Restate the records in their entirety, word for word.

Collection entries
◇ ◇ ◇
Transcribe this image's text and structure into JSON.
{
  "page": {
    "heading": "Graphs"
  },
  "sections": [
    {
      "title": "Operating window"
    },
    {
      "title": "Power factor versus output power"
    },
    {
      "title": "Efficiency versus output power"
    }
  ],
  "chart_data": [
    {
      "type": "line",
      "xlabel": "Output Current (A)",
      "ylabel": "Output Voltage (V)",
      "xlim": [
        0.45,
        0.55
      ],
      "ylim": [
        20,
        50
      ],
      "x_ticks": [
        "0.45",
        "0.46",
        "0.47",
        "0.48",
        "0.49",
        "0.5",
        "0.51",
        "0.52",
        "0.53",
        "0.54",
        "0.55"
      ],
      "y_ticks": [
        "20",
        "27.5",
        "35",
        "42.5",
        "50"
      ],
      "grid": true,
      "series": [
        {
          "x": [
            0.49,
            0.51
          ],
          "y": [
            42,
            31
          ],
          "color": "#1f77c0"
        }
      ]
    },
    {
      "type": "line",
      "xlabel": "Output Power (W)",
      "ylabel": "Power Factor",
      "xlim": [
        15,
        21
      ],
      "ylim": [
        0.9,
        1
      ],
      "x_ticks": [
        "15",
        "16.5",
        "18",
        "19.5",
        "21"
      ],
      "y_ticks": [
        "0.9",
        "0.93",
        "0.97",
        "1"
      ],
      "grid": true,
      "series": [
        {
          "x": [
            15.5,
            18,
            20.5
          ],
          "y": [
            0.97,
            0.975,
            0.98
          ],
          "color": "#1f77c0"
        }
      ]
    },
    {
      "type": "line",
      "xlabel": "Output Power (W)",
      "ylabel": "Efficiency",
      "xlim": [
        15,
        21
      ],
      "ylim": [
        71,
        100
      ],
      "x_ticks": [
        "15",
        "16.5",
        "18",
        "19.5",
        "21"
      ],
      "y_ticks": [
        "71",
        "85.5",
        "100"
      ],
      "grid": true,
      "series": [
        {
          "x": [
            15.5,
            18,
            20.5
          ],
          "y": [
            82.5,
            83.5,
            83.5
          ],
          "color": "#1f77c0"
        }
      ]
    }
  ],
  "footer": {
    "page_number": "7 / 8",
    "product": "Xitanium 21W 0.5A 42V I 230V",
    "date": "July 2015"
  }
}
◇ ◇ ◇
Answer to this problem>
Transcribe this image's text and structure into JSON.
{
  "page": {
    "heading": "Graphs"
  },
  "sections": [
    {
      "title": "Operating window"
    },
    {
      "title": "Power factor versus output power"
    },
    {
      "title": "Efficiency versus output power"
    }
  ],
  "chart_data": [
    {
      "type": "line",
      "xlabel": "Output Current (A)",
      "ylabel": "Output Voltage (V)",
      "xlim": [
        0.45,
        0.55
      ],
      "ylim": [
        20,
        50
      ],
      "x_ticks": [
        "0.45",
        "0.46",
        "0.47",
        "0.48",
        "0.49",
        "0.5",
        "0.51",
        "0.52",
        "0.53",
        "0.54",
        "0.55"
      ],
      "y_ticks": [
        "20",
        "27.5",
        "35",
        "42.5",
        "50"
      ],
      "grid": true,
      "series": [
        {
          "x": [
            0.49,
            0.51
          ],
          "y": [
            42,
            31
          ],
          "color": "#1f77c0"
        }
      ]
    },
    {
      "type": "line",
      "xlabel": "Output Power (W)",
      "ylabel": "Power Factor",
      "xlim": [
        15,
        21
      ],
      "ylim": [
        0.9,
        1
      ],
      "x_ticks": [
        "15",
        "16.5",
        "18",
        "19.5",
        "21"
      ],
      "y_ticks": [
        "0.9",
        "0.93",
        "0.97",
        "1"
      ],
      "grid": true,
      "series": [
        {
          "x": [
            15.5,
            18,
            20.5
          ],
          "y": [
            0.97,
            0.975,
            0.98
          ],
          "color": "#1f77c0"
        }
      ]
    },
    {
      "type": "line",
      "xlabel": "Output Power (W)",
      "ylabel": "Efficiency",
      "xlim": [
        15,
        21
      ],
      "ylim": [
        71,
        100
      ],
      "x_ticks": [
        "15",
        "16.5",
        "18",
        "19.5",
        "21"
      ],
      "y_ticks": [
        "71",
        "85.5",
        "100"
      ],
      "grid": true,
      "series": [
        {
          "x": [
            15.5,
            18,
            20.5
          ],
          "y": [
            82.5,
            83.5,
            83.5
          ],
          "color": "#1f77c0"
        }
      ]
    }
  ],
  "footer": {
    "page_number": "7 / 8",
    "product": "Xitanium 21W 0.5A 42V I 230V",
    "date": "July 2015"
  }
}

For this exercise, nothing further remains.